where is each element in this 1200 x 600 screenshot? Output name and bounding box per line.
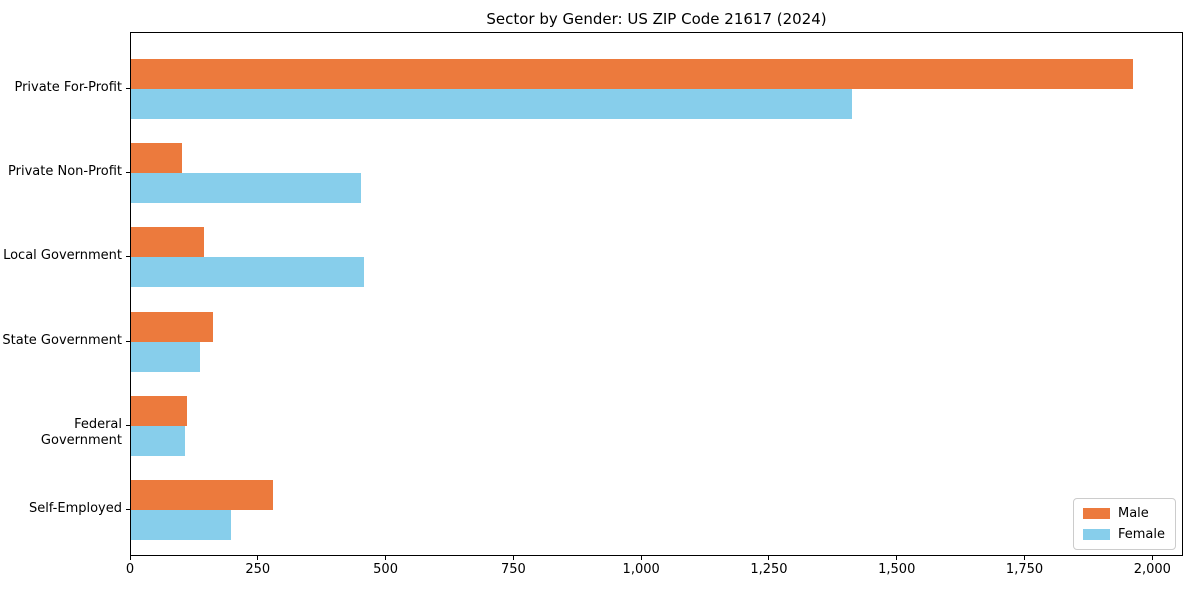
legend-swatch-male — [1082, 508, 1110, 519]
x-tick-label: 500 — [373, 562, 398, 577]
x-tick-label: 750 — [500, 562, 526, 577]
bar-female — [131, 510, 231, 540]
bar-female — [131, 173, 361, 204]
plot-area: Male Female — [130, 32, 1183, 556]
legend-label-male: Male — [1117, 506, 1149, 521]
x-tick-mark — [385, 556, 387, 560]
category-label: State Government — [2, 332, 122, 348]
bar-male — [131, 480, 274, 510]
bar-male — [131, 395, 188, 426]
y-tick-mark — [126, 340, 130, 342]
bar-male — [131, 59, 1133, 89]
x-tick-mark — [1024, 556, 1026, 560]
bar-female — [131, 257, 364, 288]
y-tick-mark — [126, 424, 130, 426]
x-tick-mark — [512, 556, 514, 560]
category-label: Private For-Profit — [14, 80, 122, 95]
x-tick-label: 0 — [125, 562, 135, 577]
x-tick-mark — [257, 556, 259, 560]
legend: Male Female — [1072, 498, 1176, 550]
x-tick-mark — [640, 556, 642, 560]
x-tick-mark — [129, 556, 131, 560]
x-tick-label: 1,250 — [750, 562, 788, 577]
y-tick-mark — [126, 256, 130, 258]
bar-female — [131, 341, 200, 372]
legend-swatch-female — [1082, 529, 1110, 540]
bar-female — [131, 89, 852, 119]
bar-male — [131, 311, 213, 342]
category-label: Private Non-Profit — [8, 164, 122, 180]
x-tick-label: 1,750 — [1005, 562, 1044, 577]
legend-row-female: Female — [1082, 527, 1165, 542]
x-tick-mark — [896, 556, 898, 560]
legend-row-male: Male — [1082, 506, 1165, 521]
bar-male — [131, 227, 204, 258]
category-label: Local Government — [3, 248, 122, 264]
x-tick-label: 1,500 — [878, 562, 916, 577]
x-tick-label: 250 — [245, 562, 271, 577]
y-tick-mark — [126, 172, 130, 174]
x-tick-mark — [1151, 556, 1153, 560]
chart-title: Sector by Gender: US ZIP Code 21617 (202… — [486, 10, 827, 28]
y-tick-mark — [126, 88, 130, 89]
x-tick-label: 2,000 — [1133, 562, 1171, 577]
x-tick-mark — [768, 556, 770, 560]
bar-female — [131, 425, 185, 456]
bar-male — [131, 143, 183, 174]
y-tick-mark — [126, 509, 130, 510]
legend-label-female: Female — [1117, 527, 1165, 542]
category-label: Federal Government — [40, 416, 122, 448]
x-tick-label: 1,000 — [622, 562, 660, 577]
category-label: Self-Employed — [28, 501, 122, 516]
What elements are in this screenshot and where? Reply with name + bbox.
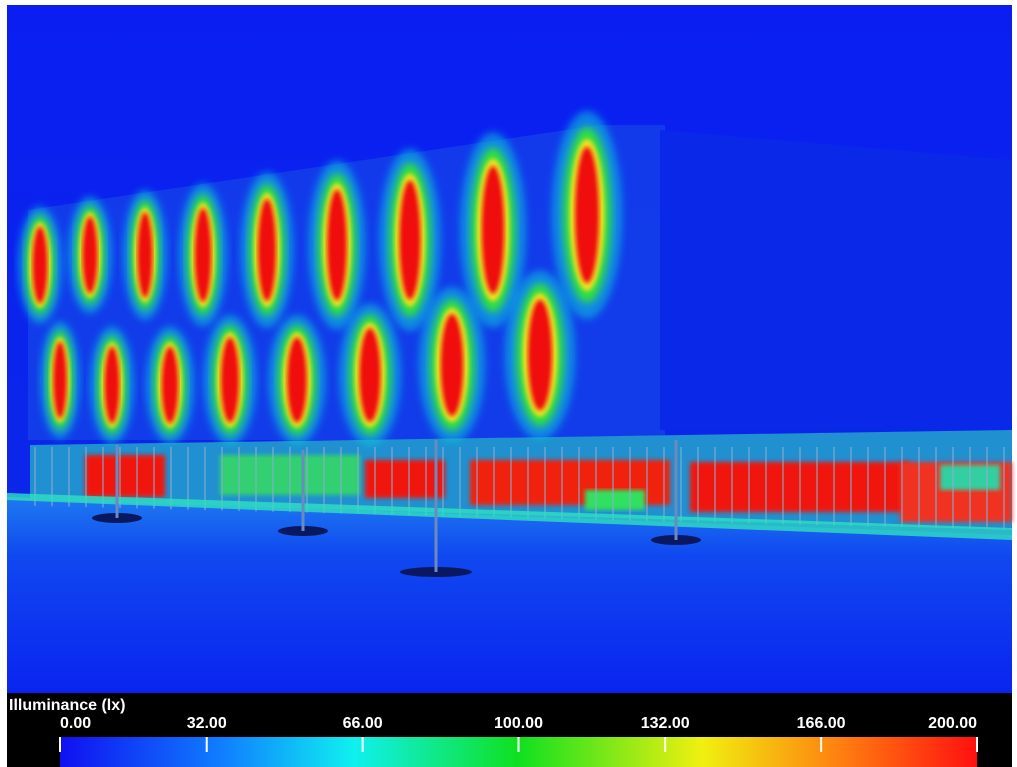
glass-segment [85, 455, 165, 497]
glow [162, 347, 179, 424]
page: {"legend": {"title": "Illuminance (lx)",… [0, 0, 1017, 767]
glow [221, 338, 239, 423]
glow [575, 147, 599, 283]
glass-segment [365, 460, 445, 498]
side-wall [660, 130, 1012, 430]
glow [327, 190, 347, 301]
glass-segment [585, 490, 645, 510]
glow [83, 217, 98, 294]
glow [360, 328, 381, 422]
glow [482, 166, 505, 294]
tick-label: 166.00 [797, 715, 846, 732]
glow [33, 227, 48, 304]
glow [441, 314, 464, 416]
glow [53, 342, 67, 419]
glow [258, 199, 276, 301]
glow [287, 338, 307, 423]
tick-label: 66.00 [343, 715, 383, 732]
glow [138, 213, 153, 298]
tick-label: 132.00 [641, 715, 690, 732]
tick-label: 100.00 [494, 715, 543, 732]
glow [400, 181, 421, 300]
glow [105, 347, 120, 424]
legend-title: Illuminance (lx) [9, 697, 125, 714]
glow [528, 300, 552, 411]
tick-label: 200.00 [928, 715, 977, 732]
tick-label: 0.00 [60, 715, 91, 732]
tick-label: 32.00 [187, 715, 227, 732]
glow [195, 208, 212, 302]
illuminance-render: Illuminance (lx) 0.00 32.00 66.00 100.00 132… [0, 0, 1017, 767]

Exercise description: Reproduce every line of the records above word for word, omitting the pictures.

Task solution:
where is each element in this 1200 x 600 screenshot? Output name and bounding box per line.
legend-swatch-male — [1082, 508, 1110, 519]
x-tick-label: 500 — [373, 562, 398, 577]
x-tick-label: 750 — [500, 562, 526, 577]
bar-female — [131, 510, 231, 540]
bar-female — [131, 173, 361, 204]
plot-area: Male Female — [130, 32, 1183, 556]
legend-label-male: Male — [1117, 506, 1149, 521]
x-tick-mark — [385, 556, 387, 560]
category-label: State Government — [2, 332, 122, 348]
bar-male — [131, 480, 274, 510]
bar-male — [131, 395, 188, 426]
y-tick-mark — [126, 340, 130, 342]
bar-male — [131, 59, 1133, 89]
x-tick-mark — [1024, 556, 1026, 560]
bar-female — [131, 257, 364, 288]
y-tick-mark — [126, 424, 130, 426]
x-tick-mark — [512, 556, 514, 560]
category-label: Private For-Profit — [14, 80, 122, 95]
x-tick-label: 0 — [125, 562, 135, 577]
x-tick-mark — [257, 556, 259, 560]
legend: Male Female — [1072, 498, 1176, 550]
x-tick-mark — [640, 556, 642, 560]
x-tick-mark — [129, 556, 131, 560]
x-tick-label: 1,250 — [750, 562, 788, 577]
y-tick-mark — [126, 256, 130, 258]
bar-female — [131, 341, 200, 372]
legend-swatch-female — [1082, 529, 1110, 540]
bar-female — [131, 89, 852, 119]
bar-male — [131, 311, 213, 342]
category-label: Private Non-Profit — [8, 164, 122, 180]
x-tick-label: 1,750 — [1005, 562, 1044, 577]
legend-row-female: Female — [1082, 527, 1165, 542]
x-tick-mark — [896, 556, 898, 560]
legend-row-male: Male — [1082, 506, 1165, 521]
bar-male — [131, 227, 204, 258]
category-label: Local Government — [3, 248, 122, 264]
x-tick-label: 1,500 — [878, 562, 916, 577]
x-tick-label: 250 — [245, 562, 271, 577]
y-tick-mark — [126, 172, 130, 174]
x-tick-mark — [1151, 556, 1153, 560]
chart-title: Sector by Gender: US ZIP Code 21617 (202… — [486, 10, 827, 28]
y-tick-mark — [126, 88, 130, 89]
x-tick-label: 2,000 — [1133, 562, 1171, 577]
x-tick-mark — [768, 556, 770, 560]
bar-female — [131, 425, 185, 456]
bar-male — [131, 143, 183, 174]
y-tick-mark — [126, 509, 130, 510]
legend-label-female: Female — [1117, 527, 1165, 542]
category-label: Federal Government — [40, 416, 122, 448]
x-tick-label: 1,000 — [622, 562, 660, 577]
category-label: Self-Employed — [28, 501, 122, 516]
What elements are in this screenshot and where? Reply with name + bbox.
glass-segment [85, 455, 165, 497]
glow [162, 347, 179, 424]
page: {"legend": {"title": "Illuminance (lx)",… [0, 0, 1017, 767]
glow [221, 338, 239, 423]
glow [575, 147, 599, 283]
glass-segment [365, 460, 445, 498]
side-wall [660, 130, 1012, 430]
glow [327, 190, 347, 301]
glass-segment [585, 490, 645, 510]
glow [83, 217, 98, 294]
glow [360, 328, 381, 422]
glow [482, 166, 505, 294]
tick-label: 166.00 [797, 715, 846, 732]
glow [33, 227, 48, 304]
glow [441, 314, 464, 416]
glow [53, 342, 67, 419]
glow [258, 199, 276, 301]
glow [287, 338, 307, 423]
tick-label: 66.00 [343, 715, 383, 732]
glow [138, 213, 153, 298]
tick-label: 132.00 [641, 715, 690, 732]
tick-label: 100.00 [494, 715, 543, 732]
glow [400, 181, 421, 300]
glow [105, 347, 120, 424]
legend-title: Illuminance (lx) [9, 697, 125, 714]
glow [528, 300, 552, 411]
tick-label: 200.00 [928, 715, 977, 732]
tick-label: 0.00 [60, 715, 91, 732]
tick-label: 32.00 [187, 715, 227, 732]
glow [195, 208, 212, 302]
illuminance-render: Illuminance (lx) 0.00 32.00 66.00 100.00 132… [0, 0, 1017, 767]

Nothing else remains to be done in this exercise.